(Entries from a dataset)
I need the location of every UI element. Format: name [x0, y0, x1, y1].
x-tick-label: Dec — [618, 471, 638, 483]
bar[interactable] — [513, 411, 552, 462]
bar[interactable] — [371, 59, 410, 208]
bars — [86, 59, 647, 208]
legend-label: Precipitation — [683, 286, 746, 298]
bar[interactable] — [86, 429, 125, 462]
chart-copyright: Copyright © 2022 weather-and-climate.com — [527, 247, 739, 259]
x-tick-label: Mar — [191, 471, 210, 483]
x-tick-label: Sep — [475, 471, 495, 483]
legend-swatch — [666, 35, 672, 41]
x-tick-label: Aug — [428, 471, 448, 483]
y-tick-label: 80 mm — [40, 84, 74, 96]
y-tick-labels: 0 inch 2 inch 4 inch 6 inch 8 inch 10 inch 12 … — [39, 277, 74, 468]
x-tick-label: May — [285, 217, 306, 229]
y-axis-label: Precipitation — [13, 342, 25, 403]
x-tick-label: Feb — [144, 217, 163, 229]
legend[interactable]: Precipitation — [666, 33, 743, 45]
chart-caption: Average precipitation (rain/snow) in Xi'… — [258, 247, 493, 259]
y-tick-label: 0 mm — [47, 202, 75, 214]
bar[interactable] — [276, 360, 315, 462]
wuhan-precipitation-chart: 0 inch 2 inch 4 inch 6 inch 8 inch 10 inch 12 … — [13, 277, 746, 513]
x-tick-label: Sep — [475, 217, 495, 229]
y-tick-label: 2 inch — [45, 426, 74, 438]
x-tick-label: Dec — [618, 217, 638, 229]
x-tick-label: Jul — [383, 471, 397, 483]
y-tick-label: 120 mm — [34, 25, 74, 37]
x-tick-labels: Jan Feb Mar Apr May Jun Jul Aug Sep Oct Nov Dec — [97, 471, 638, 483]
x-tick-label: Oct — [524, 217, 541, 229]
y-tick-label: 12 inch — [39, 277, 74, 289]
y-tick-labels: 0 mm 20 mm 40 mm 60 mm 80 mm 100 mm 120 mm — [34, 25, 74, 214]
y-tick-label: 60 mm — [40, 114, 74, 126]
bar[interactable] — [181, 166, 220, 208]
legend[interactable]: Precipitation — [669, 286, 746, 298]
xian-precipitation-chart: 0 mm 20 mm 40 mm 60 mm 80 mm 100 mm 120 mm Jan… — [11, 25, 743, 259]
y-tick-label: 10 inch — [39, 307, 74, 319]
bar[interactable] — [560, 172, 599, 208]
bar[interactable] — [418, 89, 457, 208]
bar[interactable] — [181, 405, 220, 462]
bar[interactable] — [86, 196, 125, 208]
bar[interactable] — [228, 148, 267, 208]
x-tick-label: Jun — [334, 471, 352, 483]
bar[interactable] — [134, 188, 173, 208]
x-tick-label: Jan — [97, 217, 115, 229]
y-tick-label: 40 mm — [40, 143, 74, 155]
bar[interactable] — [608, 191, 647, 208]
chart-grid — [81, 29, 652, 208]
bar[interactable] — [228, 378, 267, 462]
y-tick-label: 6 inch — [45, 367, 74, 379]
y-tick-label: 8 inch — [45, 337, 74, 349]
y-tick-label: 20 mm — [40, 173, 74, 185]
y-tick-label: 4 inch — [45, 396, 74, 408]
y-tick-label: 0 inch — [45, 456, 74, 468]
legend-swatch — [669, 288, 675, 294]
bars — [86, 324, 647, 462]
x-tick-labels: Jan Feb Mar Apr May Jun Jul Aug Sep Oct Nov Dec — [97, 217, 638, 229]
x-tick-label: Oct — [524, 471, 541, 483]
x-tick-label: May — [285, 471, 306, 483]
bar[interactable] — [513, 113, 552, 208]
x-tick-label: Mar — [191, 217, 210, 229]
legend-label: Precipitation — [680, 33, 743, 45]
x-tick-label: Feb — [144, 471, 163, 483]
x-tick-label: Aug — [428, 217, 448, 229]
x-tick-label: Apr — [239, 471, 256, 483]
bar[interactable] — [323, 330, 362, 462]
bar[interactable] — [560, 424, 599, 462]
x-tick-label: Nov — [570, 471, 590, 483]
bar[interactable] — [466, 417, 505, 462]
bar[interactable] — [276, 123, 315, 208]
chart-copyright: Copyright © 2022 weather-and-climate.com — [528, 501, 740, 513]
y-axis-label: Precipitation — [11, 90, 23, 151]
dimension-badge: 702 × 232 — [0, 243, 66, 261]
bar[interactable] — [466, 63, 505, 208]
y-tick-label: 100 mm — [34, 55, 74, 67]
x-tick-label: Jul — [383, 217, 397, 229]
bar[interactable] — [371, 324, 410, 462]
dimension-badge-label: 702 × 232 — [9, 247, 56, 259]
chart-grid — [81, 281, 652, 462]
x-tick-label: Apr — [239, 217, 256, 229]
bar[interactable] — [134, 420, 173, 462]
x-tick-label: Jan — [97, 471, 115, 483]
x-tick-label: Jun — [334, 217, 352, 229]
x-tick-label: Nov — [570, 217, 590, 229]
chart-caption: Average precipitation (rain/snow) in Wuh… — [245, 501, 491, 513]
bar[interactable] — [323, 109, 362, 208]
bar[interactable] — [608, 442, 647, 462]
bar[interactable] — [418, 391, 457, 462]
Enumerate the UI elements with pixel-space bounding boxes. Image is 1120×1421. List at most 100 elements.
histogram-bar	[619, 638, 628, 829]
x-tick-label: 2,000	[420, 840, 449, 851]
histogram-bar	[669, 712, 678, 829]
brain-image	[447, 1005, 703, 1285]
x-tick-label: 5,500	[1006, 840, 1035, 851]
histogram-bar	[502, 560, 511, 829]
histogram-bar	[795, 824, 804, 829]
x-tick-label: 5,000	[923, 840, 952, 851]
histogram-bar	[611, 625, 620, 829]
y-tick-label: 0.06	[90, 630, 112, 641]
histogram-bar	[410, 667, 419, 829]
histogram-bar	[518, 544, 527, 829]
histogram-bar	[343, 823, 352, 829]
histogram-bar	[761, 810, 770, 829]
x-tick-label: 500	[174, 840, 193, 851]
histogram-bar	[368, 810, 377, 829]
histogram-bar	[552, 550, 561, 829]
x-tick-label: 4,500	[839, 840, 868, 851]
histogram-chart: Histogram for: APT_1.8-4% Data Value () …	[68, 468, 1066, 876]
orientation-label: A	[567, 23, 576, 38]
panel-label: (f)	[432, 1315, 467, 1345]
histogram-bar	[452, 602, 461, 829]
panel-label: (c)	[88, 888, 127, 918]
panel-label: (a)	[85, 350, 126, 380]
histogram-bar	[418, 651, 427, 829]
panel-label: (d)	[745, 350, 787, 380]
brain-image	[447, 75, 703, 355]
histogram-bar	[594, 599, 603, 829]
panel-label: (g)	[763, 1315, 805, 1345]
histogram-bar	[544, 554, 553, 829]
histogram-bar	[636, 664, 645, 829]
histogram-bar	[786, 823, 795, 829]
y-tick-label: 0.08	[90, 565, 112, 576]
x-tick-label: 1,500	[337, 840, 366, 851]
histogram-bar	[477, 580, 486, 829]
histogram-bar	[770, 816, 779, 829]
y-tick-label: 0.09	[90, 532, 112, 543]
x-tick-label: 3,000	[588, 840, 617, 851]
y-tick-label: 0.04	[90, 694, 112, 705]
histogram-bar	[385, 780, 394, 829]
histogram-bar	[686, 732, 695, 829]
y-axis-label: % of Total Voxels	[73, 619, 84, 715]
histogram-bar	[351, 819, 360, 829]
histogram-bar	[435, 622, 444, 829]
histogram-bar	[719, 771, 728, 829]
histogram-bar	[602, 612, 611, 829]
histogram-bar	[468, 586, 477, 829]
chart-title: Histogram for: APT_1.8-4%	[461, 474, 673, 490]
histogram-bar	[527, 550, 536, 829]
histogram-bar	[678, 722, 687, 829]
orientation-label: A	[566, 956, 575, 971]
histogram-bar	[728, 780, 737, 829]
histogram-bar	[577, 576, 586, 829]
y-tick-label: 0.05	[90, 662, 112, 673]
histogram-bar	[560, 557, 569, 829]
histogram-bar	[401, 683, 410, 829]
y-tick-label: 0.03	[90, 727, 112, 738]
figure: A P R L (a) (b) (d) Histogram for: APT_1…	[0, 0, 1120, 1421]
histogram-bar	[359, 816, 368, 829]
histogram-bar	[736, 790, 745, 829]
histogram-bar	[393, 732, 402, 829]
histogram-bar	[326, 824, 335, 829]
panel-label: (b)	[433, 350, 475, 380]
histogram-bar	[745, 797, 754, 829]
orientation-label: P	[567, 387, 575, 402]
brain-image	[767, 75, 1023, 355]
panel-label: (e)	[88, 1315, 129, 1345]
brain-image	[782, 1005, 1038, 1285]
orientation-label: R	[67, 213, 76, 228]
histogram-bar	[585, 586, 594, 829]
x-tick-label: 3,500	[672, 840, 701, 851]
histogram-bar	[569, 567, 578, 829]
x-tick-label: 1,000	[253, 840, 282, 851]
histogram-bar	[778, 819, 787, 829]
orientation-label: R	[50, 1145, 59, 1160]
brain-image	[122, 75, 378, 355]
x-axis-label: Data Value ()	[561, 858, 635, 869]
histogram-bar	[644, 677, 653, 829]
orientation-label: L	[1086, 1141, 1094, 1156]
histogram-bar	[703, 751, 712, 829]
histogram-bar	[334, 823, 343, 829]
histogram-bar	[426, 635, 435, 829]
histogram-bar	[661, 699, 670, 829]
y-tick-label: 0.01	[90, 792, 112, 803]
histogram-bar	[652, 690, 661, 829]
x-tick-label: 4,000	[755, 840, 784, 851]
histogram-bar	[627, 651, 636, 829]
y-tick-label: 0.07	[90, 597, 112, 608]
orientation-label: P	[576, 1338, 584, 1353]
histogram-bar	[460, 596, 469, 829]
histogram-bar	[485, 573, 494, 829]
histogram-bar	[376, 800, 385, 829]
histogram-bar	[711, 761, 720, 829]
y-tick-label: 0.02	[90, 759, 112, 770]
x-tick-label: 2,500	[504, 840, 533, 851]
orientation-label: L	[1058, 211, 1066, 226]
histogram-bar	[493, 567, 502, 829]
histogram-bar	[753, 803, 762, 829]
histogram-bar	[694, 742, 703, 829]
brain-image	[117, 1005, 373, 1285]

▸ **THE REQUEST**: Convert the lines of the listing above into a JSON list of strings, one string per line and no blank lines. Begin at the first line of the listing and stop after the line that contains "bar[interactable] — [181, 405, 220, 462]".

▸ **RESPONSE**:
[
  "I need the location of every UI element. Format: name [x0, y0, x1, y1].",
  "x-tick-label: Dec — [618, 471, 638, 483]",
  "bar[interactable] — [513, 411, 552, 462]",
  "bar[interactable] — [371, 59, 410, 208]",
  "bars — [86, 59, 647, 208]",
  "legend-label: Precipitation — [683, 286, 746, 298]",
  "bar[interactable] — [86, 429, 125, 462]",
  "chart-copyright: Copyright © 2022 weather-and-climate.com — [527, 247, 739, 259]",
  "x-tick-label: Mar — [191, 471, 210, 483]",
  "x-tick-label: Sep — [475, 471, 495, 483]",
  "legend-swatch — [666, 35, 672, 41]",
  "x-tick-label: Aug — [428, 471, 448, 483]",
  "y-tick-label: 80 mm — [40, 84, 74, 96]",
  "y-tick-labels: 0 inch 2 inch 4 inch 6 inch 8 inch 10 inch 12 … — [39, 277, 74, 468]",
  "x-tick-label: May — [285, 217, 306, 229]",
  "y-axis-label: Precipitation — [13, 342, 25, 403]",
  "x-tick-label: Feb — [144, 217, 163, 229]",
  "legend[interactable]: Precipitation — [666, 33, 743, 45]",
  "chart-caption: Average precipitation (rain/snow) in Xi'… — [258, 247, 493, 259]",
  "y-tick-label: 0 mm — [47, 202, 75, 214]",
  "bar[interactable] — [276, 360, 315, 462]",
  "wuhan-precipitation-chart: 0 inch 2 inch 4 inch 6 inch 8 inch 10 inch 12 … — [13, 277, 746, 513]",
  "x-tick-label: Sep — [475, 217, 495, 229]",
  "y-tick-label: 2 inch — [45, 426, 74, 438]",
  "x-tick-label: Dec — [618, 217, 638, 229]",
  "x-tick-label: Jul — [383, 471, 397, 483]",
  "y-tick-label: 120 mm — [34, 25, 74, 37]",
  "x-tick-labels: Jan Feb Mar Apr May Jun Jul Aug Sep Oct Nov Dec — [97, 471, 638, 483]",
  "x-tick-label: Oct — [524, 217, 541, 229]",
  "y-tick-label: 12 inch — [39, 277, 74, 289]",
  "y-tick-labels: 0 mm 20 mm 40 mm 60 mm 80 mm 100 mm 120 mm — [34, 25, 74, 214]",
  "y-tick-label: 60 mm — [40, 114, 74, 126]",
  "bar[interactable] — [181, 166, 220, 208]",
  "legend[interactable]: Precipitation — [669, 286, 746, 298]",
  "xian-precipitation-chart: 0 mm 20 mm 40 mm 60 mm 80 mm 100 mm 120 mm Jan… — [11, 25, 743, 259]",
  "y-tick-label: 10 inch — [39, 307, 74, 319]",
  "bar[interactable] — [560, 172, 599, 208]",
  "bar[interactable] — [418, 89, 457, 208]",
  "bar[interactable] — [181, 405, 220, 462]"
]